(TO DO) Reproduce the records below exactly as they appear.

Saved data entries
-- BEGIN --

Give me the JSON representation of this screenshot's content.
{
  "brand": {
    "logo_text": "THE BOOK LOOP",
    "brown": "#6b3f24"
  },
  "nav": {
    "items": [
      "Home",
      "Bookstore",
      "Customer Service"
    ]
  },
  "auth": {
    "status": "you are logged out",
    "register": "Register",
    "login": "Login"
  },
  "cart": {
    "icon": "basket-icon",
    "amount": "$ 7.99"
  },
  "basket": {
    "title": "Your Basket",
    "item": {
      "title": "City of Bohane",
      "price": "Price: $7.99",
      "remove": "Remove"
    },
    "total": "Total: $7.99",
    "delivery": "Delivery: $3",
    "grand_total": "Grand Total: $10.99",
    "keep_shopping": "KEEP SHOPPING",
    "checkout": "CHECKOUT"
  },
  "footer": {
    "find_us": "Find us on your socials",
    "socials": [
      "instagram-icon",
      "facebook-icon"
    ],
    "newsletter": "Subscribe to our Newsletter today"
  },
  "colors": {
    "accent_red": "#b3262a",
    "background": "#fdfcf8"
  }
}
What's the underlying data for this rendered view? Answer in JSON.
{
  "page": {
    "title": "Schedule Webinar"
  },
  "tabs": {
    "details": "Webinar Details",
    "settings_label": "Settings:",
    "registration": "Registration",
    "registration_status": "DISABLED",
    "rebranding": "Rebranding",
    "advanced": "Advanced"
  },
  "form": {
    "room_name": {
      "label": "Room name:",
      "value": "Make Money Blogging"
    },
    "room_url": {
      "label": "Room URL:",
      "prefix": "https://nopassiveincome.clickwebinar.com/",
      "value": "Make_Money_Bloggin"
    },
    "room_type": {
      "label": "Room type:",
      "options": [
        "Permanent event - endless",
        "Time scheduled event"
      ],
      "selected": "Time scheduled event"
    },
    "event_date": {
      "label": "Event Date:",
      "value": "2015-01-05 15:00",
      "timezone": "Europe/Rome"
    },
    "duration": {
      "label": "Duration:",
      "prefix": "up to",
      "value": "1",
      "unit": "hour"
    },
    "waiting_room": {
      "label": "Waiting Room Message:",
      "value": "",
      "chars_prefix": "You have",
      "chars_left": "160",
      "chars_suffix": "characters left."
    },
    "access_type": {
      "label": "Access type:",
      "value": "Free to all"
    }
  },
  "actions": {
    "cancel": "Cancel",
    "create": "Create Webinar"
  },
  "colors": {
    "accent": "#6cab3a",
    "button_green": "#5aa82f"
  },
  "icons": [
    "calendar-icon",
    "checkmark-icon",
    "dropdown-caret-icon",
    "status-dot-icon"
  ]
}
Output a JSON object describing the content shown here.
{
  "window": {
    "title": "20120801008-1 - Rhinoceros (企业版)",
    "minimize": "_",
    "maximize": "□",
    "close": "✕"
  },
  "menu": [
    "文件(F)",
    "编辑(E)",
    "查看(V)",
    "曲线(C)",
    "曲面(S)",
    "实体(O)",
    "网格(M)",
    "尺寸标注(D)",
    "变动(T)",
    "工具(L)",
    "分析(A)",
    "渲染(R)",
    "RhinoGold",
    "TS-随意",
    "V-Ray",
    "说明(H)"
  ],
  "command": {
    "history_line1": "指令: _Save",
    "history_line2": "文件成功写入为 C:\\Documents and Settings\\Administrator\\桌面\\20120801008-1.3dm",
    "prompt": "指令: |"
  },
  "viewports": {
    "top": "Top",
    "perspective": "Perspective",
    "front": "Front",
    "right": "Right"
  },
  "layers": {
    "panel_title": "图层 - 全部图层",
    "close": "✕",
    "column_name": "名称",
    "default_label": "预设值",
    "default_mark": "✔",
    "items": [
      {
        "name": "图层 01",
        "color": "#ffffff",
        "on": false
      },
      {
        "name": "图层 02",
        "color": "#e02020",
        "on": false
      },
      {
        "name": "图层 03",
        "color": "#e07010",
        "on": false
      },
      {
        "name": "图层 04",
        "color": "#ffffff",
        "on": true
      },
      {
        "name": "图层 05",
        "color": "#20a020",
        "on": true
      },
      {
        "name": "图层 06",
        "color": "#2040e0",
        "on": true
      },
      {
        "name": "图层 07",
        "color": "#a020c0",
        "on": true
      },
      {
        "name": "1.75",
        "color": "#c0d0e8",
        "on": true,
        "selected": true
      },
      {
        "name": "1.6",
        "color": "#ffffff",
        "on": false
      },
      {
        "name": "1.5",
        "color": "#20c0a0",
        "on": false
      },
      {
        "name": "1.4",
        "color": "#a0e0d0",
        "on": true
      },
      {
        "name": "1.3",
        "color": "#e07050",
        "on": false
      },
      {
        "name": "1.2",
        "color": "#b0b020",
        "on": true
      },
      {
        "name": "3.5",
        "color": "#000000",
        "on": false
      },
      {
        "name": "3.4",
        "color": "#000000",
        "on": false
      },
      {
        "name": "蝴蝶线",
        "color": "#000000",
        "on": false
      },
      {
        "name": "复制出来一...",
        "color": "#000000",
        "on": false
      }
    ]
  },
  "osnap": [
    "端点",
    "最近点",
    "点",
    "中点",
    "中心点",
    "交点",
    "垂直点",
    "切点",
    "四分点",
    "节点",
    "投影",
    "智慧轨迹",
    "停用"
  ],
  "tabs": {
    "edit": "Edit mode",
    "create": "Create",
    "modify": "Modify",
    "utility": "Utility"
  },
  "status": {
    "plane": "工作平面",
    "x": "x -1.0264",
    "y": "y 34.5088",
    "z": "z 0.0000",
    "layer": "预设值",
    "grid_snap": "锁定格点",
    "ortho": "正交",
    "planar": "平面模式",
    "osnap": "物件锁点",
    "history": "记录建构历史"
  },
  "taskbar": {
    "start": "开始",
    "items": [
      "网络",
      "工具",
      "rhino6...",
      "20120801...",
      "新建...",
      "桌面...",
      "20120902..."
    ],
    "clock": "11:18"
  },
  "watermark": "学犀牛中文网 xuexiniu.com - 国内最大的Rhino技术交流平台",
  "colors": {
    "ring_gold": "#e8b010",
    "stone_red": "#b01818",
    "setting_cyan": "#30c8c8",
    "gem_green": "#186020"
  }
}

-- END --

(RESULT)
Give me the JSON representation of this screenshot's content.
{
  "brand": {
    "logo_text": "THE BOOK LOOP",
    "brown": "#6b3f24"
  },
  "nav": {
    "items": [
      "Home",
      "Bookstore",
      "Customer Service"
    ]
  },
  "auth": {
    "status": "you are logged out",
    "register": "Register",
    "login": "Login"
  },
  "cart": {
    "icon": "basket-icon",
    "amount": "$ 7.99"
  },
  "basket": {
    "title": "Your Basket",
    "item": {
      "title": "City of Bohane",
      "price": "Price: $7.99",
      "remove": "Remove"
    },
    "total": "Total: $7.99",
    "delivery": "Delivery: $3",
    "grand_total": "Grand Total: $10.99",
    "keep_shopping": "KEEP SHOPPING",
    "checkout": "CHECKOUT"
  },
  "footer": {
    "find_us": "Find us on your socials",
    "socials": [
      "instagram-icon",
      "facebook-icon"
    ],
    "newsletter": "Subscribe to our Newsletter today"
  },
  "colors": {
    "accent_red": "#b3262a",
    "background": "#fdfcf8"
  }
}
What's the underlying data for this rendered view? Answer in JSON.
{
  "page": {
    "title": "Schedule Webinar"
  },
  "tabs": {
    "details": "Webinar Details",
    "settings_label": "Settings:",
    "registration": "Registration",
    "registration_status": "DISABLED",
    "rebranding": "Rebranding",
    "advanced": "Advanced"
  },
  "form": {
    "room_name": {
      "label": "Room name:",
      "value": "Make Money Blogging"
    },
    "room_url": {
      "label": "Room URL:",
      "prefix": "https://nopassiveincome.clickwebinar.com/",
      "value": "Make_Money_Bloggin"
    },
    "room_type": {
      "label": "Room type:",
      "options": [
        "Permanent event - endless",
        "Time scheduled event"
      ],
      "selected": "Time scheduled event"
    },
    "event_date": {
      "label": "Event Date:",
      "value": "2015-01-05 15:00",
      "timezone": "Europe/Rome"
    },
    "duration": {
      "label": "Duration:",
      "prefix": "up to",
      "value": "1",
      "unit": "hour"
    },
    "waiting_room": {
      "label": "Waiting Room Message:",
      "value": "",
      "chars_prefix": "You have",
      "chars_left": "160",
      "chars_suffix": "characters left."
    },
    "access_type": {
      "label": "Access type:",
      "value": "Free to all"
    }
  },
  "actions": {
    "cancel": "Cancel",
    "create": "Create Webinar"
  },
  "colors": {
    "accent": "#6cab3a",
    "button_green": "#5aa82f"
  },
  "icons": [
    "calendar-icon",
    "checkmark-icon",
    "dropdown-caret-icon",
    "status-dot-icon"
  ]
}
Output a JSON object describing the content shown here.
{
  "window": {
    "title": "20120801008-1 - Rhinoceros (企业版)",
    "minimize": "_",
    "maximize": "□",
    "close": "✕"
  },
  "menu": [
    "文件(F)",
    "编辑(E)",
    "查看(V)",
    "曲线(C)",
    "曲面(S)",
    "实体(O)",
    "网格(M)",
    "尺寸标注(D)",
    "变动(T)",
    "工具(L)",
    "分析(A)",
    "渲染(R)",
    "RhinoGold",
    "TS-随意",
    "V-Ray",
    "说明(H)"
  ],
  "command": {
    "history_line1": "指令: _Save",
    "history_line2": "文件成功写入为 C:\\Documents and Settings\\Administrator\\桌面\\20120801008-1.3dm",
    "prompt": "指令: |"
  },
  "viewports": {
    "top": "Top",
    "perspective": "Perspective",
    "front": "Front",
    "right": "Right"
  },
  "layers": {
    "panel_title": "图层 - 全部图层",
    "close": "✕",
    "column_name": "名称",
    "default_label": "预设值",
    "default_mark": "✔",
    "items": [
      {
        "name": "图层 01",
        "color": "#ffffff",
        "on": false
      },
      {
        "name": "图层 02",
        "color": "#e02020",
        "on": false
      },
      {
        "name": "图层 03",
        "color": "#e07010",
        "on": false
      },
      {
        "name": "图层 04",
        "color": "#ffffff",
        "on": true
      },
      {
        "name": "图层 05",
        "color": "#20a020",
        "on": true
      },
      {
        "name": "图层 06",
        "color": "#2040e0",
        "on": true
      },
      {
        "name": "图层 07",
        "color": "#a020c0",
        "on": true
      },
      {
        "name": "1.75",
        "color": "#c0d0e8",
        "on": true,
        "selected": true
      },
      {
        "name": "1.6",
        "color": "#ffffff",
        "on": false
      },
      {
        "name": "1.5",
        "color": "#20c0a0",
        "on": false
      },
      {
        "name": "1.4",
        "color": "#a0e0d0",
        "on": true
      },
      {
        "name": "1.3",
        "color": "#e07050",
        "on": false
      },
      {
        "name": "1.2",
        "color": "#b0b020",
        "on": true
      },
      {
        "name": "3.5",
        "color": "#000000",
        "on": false
      },
      {
        "name": "3.4",
        "color": "#000000",
        "on": false
      },
      {
        "name": "蝴蝶线",
        "color": "#000000",
        "on": false
      },
      {
        "name": "复制出来一...",
        "color": "#000000",
        "on": false
      }
    ]
  },
  "osnap": [
    "端点",
    "最近点",
    "点",
    "中点",
    "中心点",
    "交点",
    "垂直点",
    "切点",
    "四分点",
    "节点",
    "投影",
    "智慧轨迹",
    "停用"
  ],
  "tabs": {
    "edit": "Edit mode",
    "create": "Create",
    "modify": "Modify",
    "utility": "Utility"
  },
  "status": {
    "plane": "工作平面",
    "x": "x -1.0264",
    "y": "y 34.5088",
    "z": "z 0.0000",
    "layer": "预设值",
    "grid_snap": "锁定格点",
    "ortho": "正交",
    "planar": "平面模式",
    "osnap": "物件锁点",
    "history": "记录建构历史"
  },
  "taskbar": {
    "start": "开始",
    "items": [
      "网络",
      "工具",
      "rhino6...",
      "20120801...",
      "新建...",
      "桌面...",
      "20120902..."
    ],
    "clock": "11:18"
  },
  "watermark": "学犀牛中文网 xuexiniu.com - 国内最大的Rhino技术交流平台",
  "colors": {
    "ring_gold": "#e8b010",
    "stone_red": "#b01818",
    "setting_cyan": "#30c8c8",
    "gem_green": "#186020"
  }
}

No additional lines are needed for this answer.